▶ What the task requires
For every line in the records that has the word "Mexico", make a copy.

▶ Provided data
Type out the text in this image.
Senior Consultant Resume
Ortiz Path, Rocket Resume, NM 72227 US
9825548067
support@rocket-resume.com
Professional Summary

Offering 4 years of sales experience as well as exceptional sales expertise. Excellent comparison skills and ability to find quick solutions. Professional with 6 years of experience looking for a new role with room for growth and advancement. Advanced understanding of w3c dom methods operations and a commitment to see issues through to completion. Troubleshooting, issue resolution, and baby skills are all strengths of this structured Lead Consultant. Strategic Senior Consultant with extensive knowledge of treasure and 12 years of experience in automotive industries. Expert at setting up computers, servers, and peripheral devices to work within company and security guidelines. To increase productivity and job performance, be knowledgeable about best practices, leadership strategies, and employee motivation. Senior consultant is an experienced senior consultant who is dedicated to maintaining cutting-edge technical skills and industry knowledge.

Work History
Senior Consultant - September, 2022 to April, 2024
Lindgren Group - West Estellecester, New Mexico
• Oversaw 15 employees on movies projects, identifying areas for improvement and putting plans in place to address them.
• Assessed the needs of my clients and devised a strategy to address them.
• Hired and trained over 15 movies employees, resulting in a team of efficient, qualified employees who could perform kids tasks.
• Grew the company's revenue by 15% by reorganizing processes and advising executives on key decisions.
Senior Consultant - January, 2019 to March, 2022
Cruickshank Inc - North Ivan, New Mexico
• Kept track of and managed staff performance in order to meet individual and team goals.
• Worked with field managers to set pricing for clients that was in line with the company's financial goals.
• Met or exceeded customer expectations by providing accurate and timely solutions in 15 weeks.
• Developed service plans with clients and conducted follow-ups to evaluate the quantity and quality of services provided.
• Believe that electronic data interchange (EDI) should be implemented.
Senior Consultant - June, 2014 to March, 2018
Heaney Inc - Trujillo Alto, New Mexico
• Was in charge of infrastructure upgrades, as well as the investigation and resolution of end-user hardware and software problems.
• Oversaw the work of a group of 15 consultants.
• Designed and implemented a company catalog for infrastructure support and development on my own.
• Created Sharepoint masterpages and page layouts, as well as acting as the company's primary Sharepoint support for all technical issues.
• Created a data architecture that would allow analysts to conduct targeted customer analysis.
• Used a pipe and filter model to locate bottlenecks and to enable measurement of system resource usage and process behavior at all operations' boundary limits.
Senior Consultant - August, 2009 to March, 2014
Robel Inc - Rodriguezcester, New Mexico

▶ Full output
Lindgren Group - West Estellecester, New Mexico
Cruickshank Inc - North Ivan, New Mexico
Heaney Inc - Trujillo Alto, New Mexico
Robel Inc - Rodriguezcester, New Mexico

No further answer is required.